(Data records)
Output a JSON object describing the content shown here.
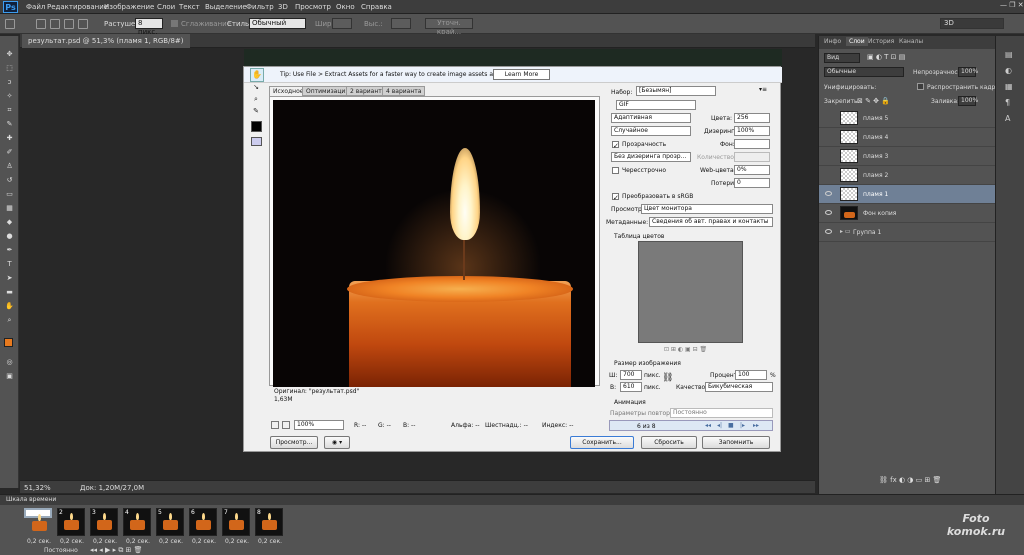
{
  "menu": {
    "logo": "Ps",
    "items": [
      "Файл",
      "Редактирование",
      "Изображение",
      "Слои",
      "Текст",
      "Выделение",
      "Фильтр",
      "3D",
      "Просмотр",
      "Окно",
      "Справка"
    ]
  },
  "options": {
    "feather_label": "Растушевка:",
    "feather_value": "8 пикс.",
    "antialias_label": "Сглаживание",
    "style_label": "Стиль:",
    "style_value": "Обычный",
    "width_label": "Шир.:",
    "height_label": "Выс.:",
    "refine_label": "Уточн. край...",
    "workspace": "3D"
  },
  "doc": {
    "tab": "результат.psd @ 51,3% (пламя 1, RGB/8#)",
    "zoom": "51,32%",
    "status": "Док: 1,20М/27,0М"
  },
  "dialog": {
    "tip": "Tip: Use File > Extract Assets for a faster way to create image assets and SVG",
    "learn_more": "Learn More",
    "tabs": [
      "Исходное",
      "Оптимизация",
      "2 варианта",
      "4 варианта"
    ],
    "original_label": "Оригинал: \"результат.psd\"",
    "original_size": "1,63M",
    "zoom": "100%",
    "readouts": {
      "r": "R: --",
      "g": "G: --",
      "b": "B: --",
      "alpha": "Альфа: --",
      "hex": "Шестнадц.: --",
      "index": "Индекс: --"
    },
    "preview_btn": "Просмотр...",
    "save_btn": "Сохранить...",
    "reset_btn": "Сбросить",
    "remember_btn": "Запомнить",
    "preset_label": "Набор:",
    "preset_value": "[Безымян]",
    "format": "GIF",
    "reduction": "Адаптивная",
    "colors_label": "Цвета:",
    "colors_value": "256",
    "dither_method": "Случайное",
    "dither_label": "Дизеринг:",
    "dither_value": "100%",
    "transparency": "Прозрачность",
    "matte_label": "Фон:",
    "transp_dither": "Без дизеринга прозр...",
    "amount_label": "Количество:",
    "interlaced": "Чересстрочно",
    "websnap_label": "Web-цвета:",
    "websnap_value": "0%",
    "lossy_label": "Потери:",
    "lossy_value": "0",
    "convert_srgb": "Преобразовать в sRGB",
    "preview_mode_label": "Просмотр:",
    "preview_mode_value": "Цвет монитора",
    "metadata_label": "Метаданные:",
    "metadata_value": "Сведения об авт. правах и контакты",
    "color_table_label": "Таблица цветов",
    "image_size_label": "Размер изображения",
    "w_label": "Ш:",
    "w_value": "700",
    "h_label": "В:",
    "h_value": "610",
    "px": "пикс.",
    "percent_label": "Процентов:",
    "percent_value": "100",
    "percent_unit": "%",
    "quality_label": "Качество:",
    "quality_value": "Бикубическая",
    "animation_label": "Анимация",
    "loop_label": "Параметры повторов:",
    "loop_value": "Постоянно",
    "frame_counter": "6 из 8"
  },
  "timeline": {
    "title": "Шкала времени",
    "frames": [
      "1",
      "2",
      "3",
      "4",
      "5",
      "6",
      "7",
      "8"
    ],
    "delay": "0,2 сек.",
    "loop": "Постоянно"
  },
  "panels": {
    "tabs": [
      "Инфо",
      "Слои",
      "История",
      "Каналы"
    ],
    "kind": "Вид",
    "blend": "Обычные",
    "opacity_label": "Непрозрачность:",
    "opacity_value": "100%",
    "unify_label": "Унифицировать:",
    "propagate": "Распространить кадр 1",
    "lock_label": "Закрепить:",
    "fill_label": "Заливка:",
    "fill_value": "100%",
    "layers": [
      "пламя 5",
      "пламя 4",
      "пламя 3",
      "пламя 2",
      "пламя 1",
      "Фон копия",
      "Группа 1"
    ]
  },
  "watermark": {
    "line1": "Foto",
    "line2": "komok.ru"
  }
}
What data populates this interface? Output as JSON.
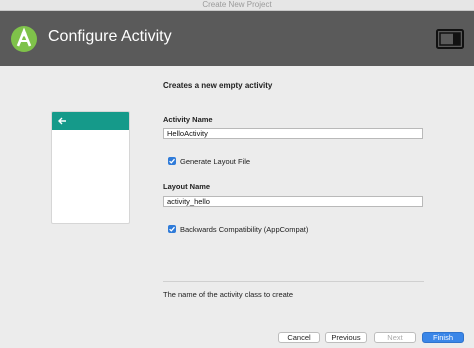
{
  "window": {
    "title": "Create New Project"
  },
  "header": {
    "title": "Configure Activity",
    "logo_icon": "android-studio-icon",
    "device_icon": "tablet-phone-icon"
  },
  "preview": {
    "back_icon": "arrow-back-icon",
    "appbar_color": "#159a8a"
  },
  "form": {
    "heading": "Creates a new empty activity",
    "activity_name_label": "Activity Name",
    "activity_name_value": "HelloActivity",
    "generate_layout_label": "Generate Layout File",
    "generate_layout_checked": true,
    "layout_name_label": "Layout Name",
    "layout_name_value": "activity_hello",
    "backwards_compat_label": "Backwards Compatibility (AppCompat)",
    "backwards_compat_checked": true,
    "hint": "The name of the activity class to create"
  },
  "buttons": {
    "cancel": "Cancel",
    "previous": "Previous",
    "next": "Next",
    "finish": "Finish"
  },
  "colors": {
    "header_bg": "#5a5a5a",
    "accent": "#3a86e8"
  }
}
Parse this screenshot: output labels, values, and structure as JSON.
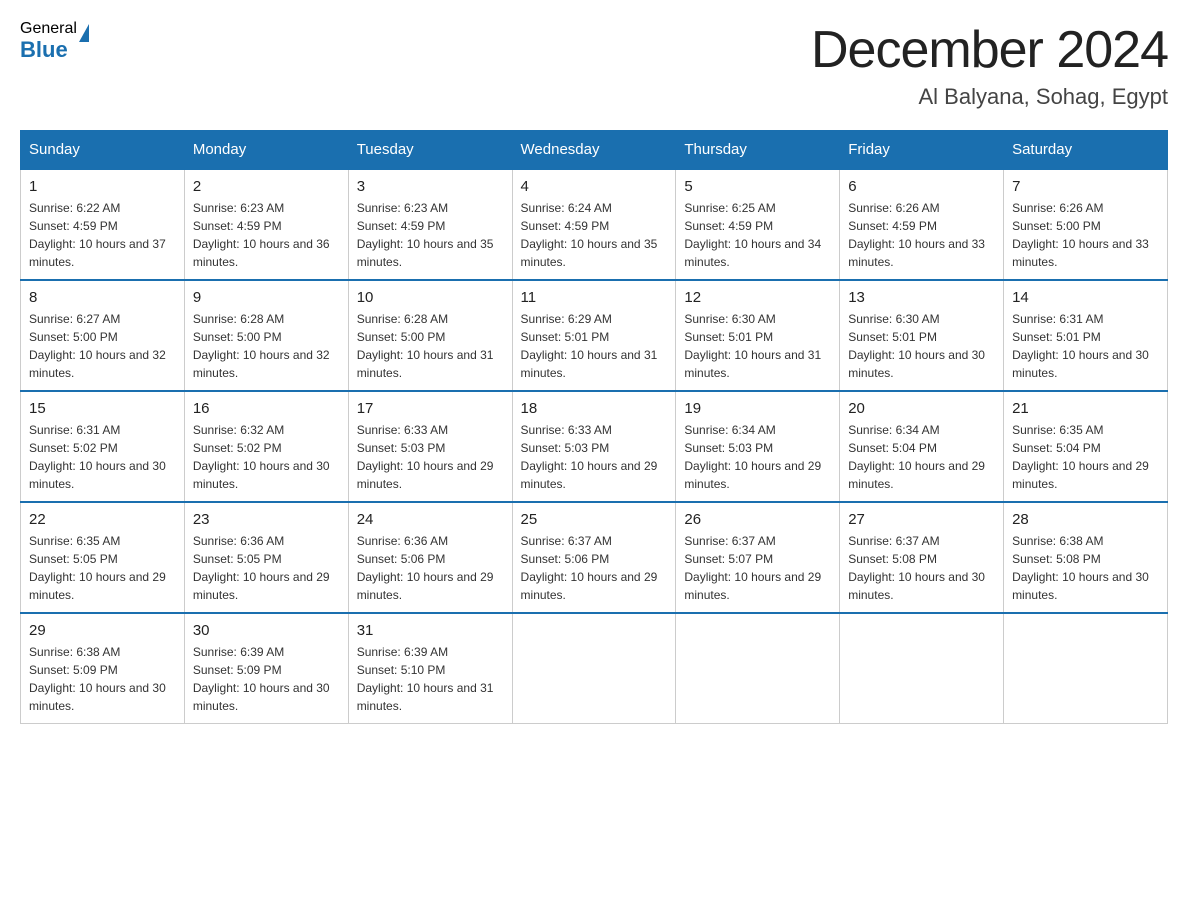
{
  "header": {
    "logo": {
      "general": "General",
      "blue": "Blue"
    },
    "month_title": "December 2024",
    "location": "Al Balyana, Sohag, Egypt"
  },
  "days_of_week": [
    "Sunday",
    "Monday",
    "Tuesday",
    "Wednesday",
    "Thursday",
    "Friday",
    "Saturday"
  ],
  "weeks": [
    [
      {
        "day": "1",
        "sunrise": "6:22 AM",
        "sunset": "4:59 PM",
        "daylight": "10 hours and 37 minutes."
      },
      {
        "day": "2",
        "sunrise": "6:23 AM",
        "sunset": "4:59 PM",
        "daylight": "10 hours and 36 minutes."
      },
      {
        "day": "3",
        "sunrise": "6:23 AM",
        "sunset": "4:59 PM",
        "daylight": "10 hours and 35 minutes."
      },
      {
        "day": "4",
        "sunrise": "6:24 AM",
        "sunset": "4:59 PM",
        "daylight": "10 hours and 35 minutes."
      },
      {
        "day": "5",
        "sunrise": "6:25 AM",
        "sunset": "4:59 PM",
        "daylight": "10 hours and 34 minutes."
      },
      {
        "day": "6",
        "sunrise": "6:26 AM",
        "sunset": "4:59 PM",
        "daylight": "10 hours and 33 minutes."
      },
      {
        "day": "7",
        "sunrise": "6:26 AM",
        "sunset": "5:00 PM",
        "daylight": "10 hours and 33 minutes."
      }
    ],
    [
      {
        "day": "8",
        "sunrise": "6:27 AM",
        "sunset": "5:00 PM",
        "daylight": "10 hours and 32 minutes."
      },
      {
        "day": "9",
        "sunrise": "6:28 AM",
        "sunset": "5:00 PM",
        "daylight": "10 hours and 32 minutes."
      },
      {
        "day": "10",
        "sunrise": "6:28 AM",
        "sunset": "5:00 PM",
        "daylight": "10 hours and 31 minutes."
      },
      {
        "day": "11",
        "sunrise": "6:29 AM",
        "sunset": "5:01 PM",
        "daylight": "10 hours and 31 minutes."
      },
      {
        "day": "12",
        "sunrise": "6:30 AM",
        "sunset": "5:01 PM",
        "daylight": "10 hours and 31 minutes."
      },
      {
        "day": "13",
        "sunrise": "6:30 AM",
        "sunset": "5:01 PM",
        "daylight": "10 hours and 30 minutes."
      },
      {
        "day": "14",
        "sunrise": "6:31 AM",
        "sunset": "5:01 PM",
        "daylight": "10 hours and 30 minutes."
      }
    ],
    [
      {
        "day": "15",
        "sunrise": "6:31 AM",
        "sunset": "5:02 PM",
        "daylight": "10 hours and 30 minutes."
      },
      {
        "day": "16",
        "sunrise": "6:32 AM",
        "sunset": "5:02 PM",
        "daylight": "10 hours and 30 minutes."
      },
      {
        "day": "17",
        "sunrise": "6:33 AM",
        "sunset": "5:03 PM",
        "daylight": "10 hours and 29 minutes."
      },
      {
        "day": "18",
        "sunrise": "6:33 AM",
        "sunset": "5:03 PM",
        "daylight": "10 hours and 29 minutes."
      },
      {
        "day": "19",
        "sunrise": "6:34 AM",
        "sunset": "5:03 PM",
        "daylight": "10 hours and 29 minutes."
      },
      {
        "day": "20",
        "sunrise": "6:34 AM",
        "sunset": "5:04 PM",
        "daylight": "10 hours and 29 minutes."
      },
      {
        "day": "21",
        "sunrise": "6:35 AM",
        "sunset": "5:04 PM",
        "daylight": "10 hours and 29 minutes."
      }
    ],
    [
      {
        "day": "22",
        "sunrise": "6:35 AM",
        "sunset": "5:05 PM",
        "daylight": "10 hours and 29 minutes."
      },
      {
        "day": "23",
        "sunrise": "6:36 AM",
        "sunset": "5:05 PM",
        "daylight": "10 hours and 29 minutes."
      },
      {
        "day": "24",
        "sunrise": "6:36 AM",
        "sunset": "5:06 PM",
        "daylight": "10 hours and 29 minutes."
      },
      {
        "day": "25",
        "sunrise": "6:37 AM",
        "sunset": "5:06 PM",
        "daylight": "10 hours and 29 minutes."
      },
      {
        "day": "26",
        "sunrise": "6:37 AM",
        "sunset": "5:07 PM",
        "daylight": "10 hours and 29 minutes."
      },
      {
        "day": "27",
        "sunrise": "6:37 AM",
        "sunset": "5:08 PM",
        "daylight": "10 hours and 30 minutes."
      },
      {
        "day": "28",
        "sunrise": "6:38 AM",
        "sunset": "5:08 PM",
        "daylight": "10 hours and 30 minutes."
      }
    ],
    [
      {
        "day": "29",
        "sunrise": "6:38 AM",
        "sunset": "5:09 PM",
        "daylight": "10 hours and 30 minutes."
      },
      {
        "day": "30",
        "sunrise": "6:39 AM",
        "sunset": "5:09 PM",
        "daylight": "10 hours and 30 minutes."
      },
      {
        "day": "31",
        "sunrise": "6:39 AM",
        "sunset": "5:10 PM",
        "daylight": "10 hours and 31 minutes."
      },
      null,
      null,
      null,
      null
    ]
  ]
}
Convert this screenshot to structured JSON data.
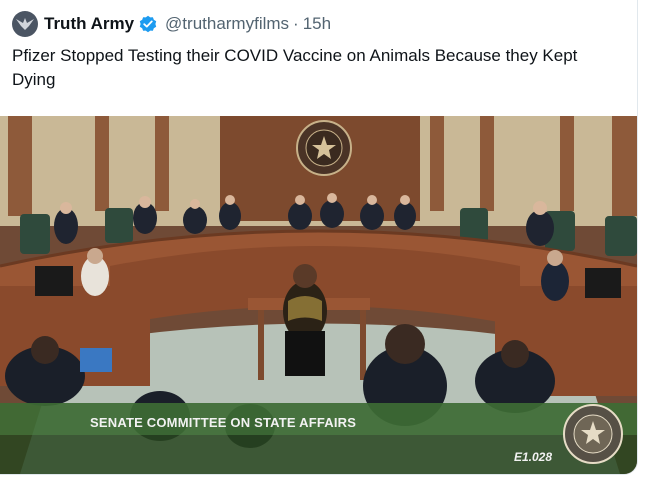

* [Directions]: Filter the records down to the lines that contain the string "пламя", and copy those lines.

* [Reply to the exercise]:
    "tab": "результат.psd @ 51,3% (пламя 1, RGB/8#)",
      "пламя 5",
      "пламя 4",
      "пламя 3",
      "пламя 2",
      "пламя 1",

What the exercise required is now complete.